[BEGIN LISTED ENTRIES]
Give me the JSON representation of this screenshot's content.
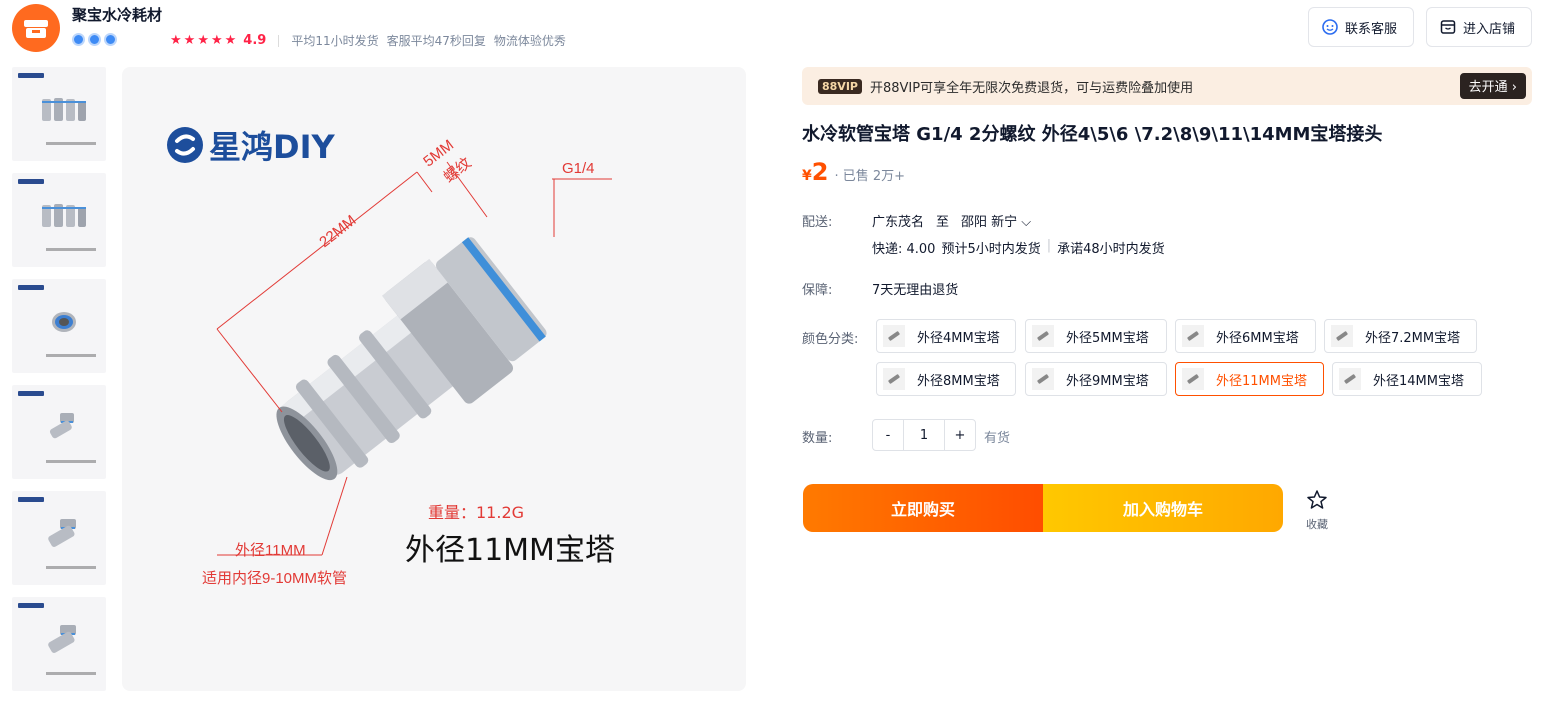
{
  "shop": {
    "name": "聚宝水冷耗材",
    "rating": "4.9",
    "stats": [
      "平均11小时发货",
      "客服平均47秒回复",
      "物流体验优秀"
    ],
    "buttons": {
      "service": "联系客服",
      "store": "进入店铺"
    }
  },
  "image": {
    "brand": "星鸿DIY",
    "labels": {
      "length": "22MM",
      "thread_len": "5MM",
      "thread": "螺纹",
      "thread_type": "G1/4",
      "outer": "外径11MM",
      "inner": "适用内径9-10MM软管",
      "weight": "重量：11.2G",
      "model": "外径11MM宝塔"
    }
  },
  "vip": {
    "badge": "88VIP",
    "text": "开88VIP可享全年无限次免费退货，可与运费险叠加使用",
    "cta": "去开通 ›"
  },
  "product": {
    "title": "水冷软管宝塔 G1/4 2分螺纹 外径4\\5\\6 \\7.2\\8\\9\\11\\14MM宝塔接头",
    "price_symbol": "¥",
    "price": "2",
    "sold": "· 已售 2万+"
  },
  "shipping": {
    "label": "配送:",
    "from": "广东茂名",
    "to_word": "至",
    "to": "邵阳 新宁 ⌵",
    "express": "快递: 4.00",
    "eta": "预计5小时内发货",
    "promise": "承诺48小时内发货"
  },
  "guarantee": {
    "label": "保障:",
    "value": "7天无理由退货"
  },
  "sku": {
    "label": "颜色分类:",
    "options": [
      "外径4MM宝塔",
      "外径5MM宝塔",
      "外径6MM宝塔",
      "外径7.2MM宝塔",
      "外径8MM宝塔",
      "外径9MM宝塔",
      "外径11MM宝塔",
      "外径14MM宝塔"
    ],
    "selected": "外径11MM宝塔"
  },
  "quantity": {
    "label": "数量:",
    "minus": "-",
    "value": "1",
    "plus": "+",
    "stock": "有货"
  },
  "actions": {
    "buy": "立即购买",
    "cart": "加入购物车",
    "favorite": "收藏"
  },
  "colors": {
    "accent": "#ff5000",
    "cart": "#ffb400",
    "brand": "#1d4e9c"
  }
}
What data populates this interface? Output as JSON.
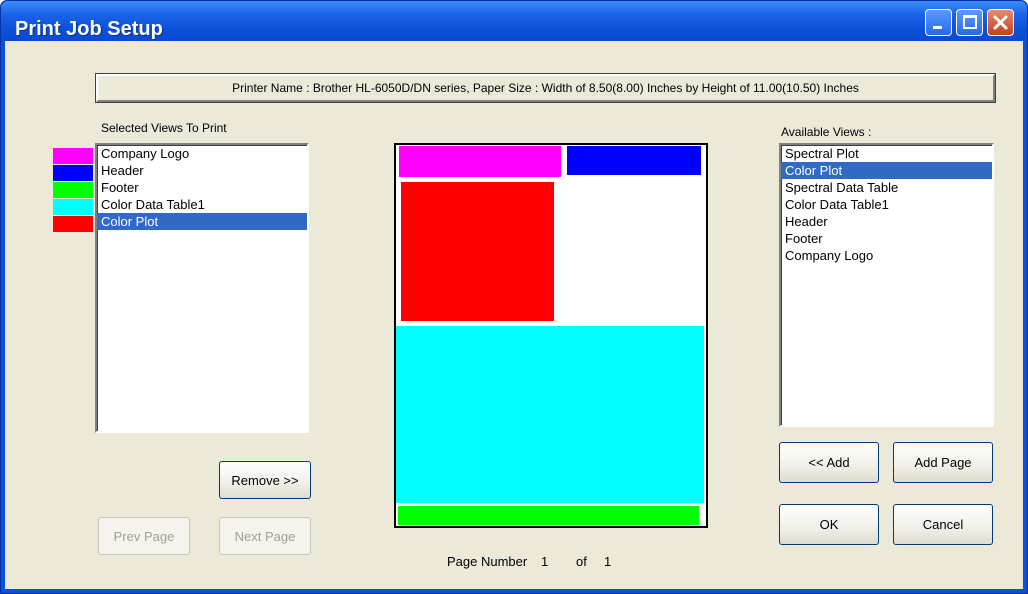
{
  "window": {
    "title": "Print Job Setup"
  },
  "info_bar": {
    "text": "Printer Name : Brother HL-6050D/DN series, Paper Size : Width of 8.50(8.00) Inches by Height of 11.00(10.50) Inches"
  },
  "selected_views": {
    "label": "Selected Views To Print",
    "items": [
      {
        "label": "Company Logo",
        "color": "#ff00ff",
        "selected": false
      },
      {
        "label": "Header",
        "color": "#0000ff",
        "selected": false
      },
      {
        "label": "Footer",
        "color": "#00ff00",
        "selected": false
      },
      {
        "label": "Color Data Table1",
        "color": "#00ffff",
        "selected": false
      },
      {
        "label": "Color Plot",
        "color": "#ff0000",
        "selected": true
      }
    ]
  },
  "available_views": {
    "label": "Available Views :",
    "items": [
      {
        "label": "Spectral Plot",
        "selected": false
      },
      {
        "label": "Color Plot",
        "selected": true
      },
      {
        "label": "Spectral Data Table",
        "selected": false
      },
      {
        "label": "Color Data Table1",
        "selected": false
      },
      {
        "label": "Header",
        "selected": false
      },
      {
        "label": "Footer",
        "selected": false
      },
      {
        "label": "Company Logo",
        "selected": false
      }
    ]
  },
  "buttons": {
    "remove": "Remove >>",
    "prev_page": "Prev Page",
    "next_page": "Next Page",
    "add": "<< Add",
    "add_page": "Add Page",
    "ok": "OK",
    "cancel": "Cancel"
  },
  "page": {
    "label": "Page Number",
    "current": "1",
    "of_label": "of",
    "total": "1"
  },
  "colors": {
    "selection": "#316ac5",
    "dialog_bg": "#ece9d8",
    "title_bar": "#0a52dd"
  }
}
[END LISTED ENTRIES]
Where a line of the records above holds the word "text", copy that line.

=== EXERCISE ANSWER ===
    "text": "开88VIP可享全年无限次免费退货，可与运费险叠加使用",
    "text": "Printer Name : Brother HL-6050D/DN series, Paper Size : Width of 8.50(8.00) Inches by Height of 11.00(10.50) Inches"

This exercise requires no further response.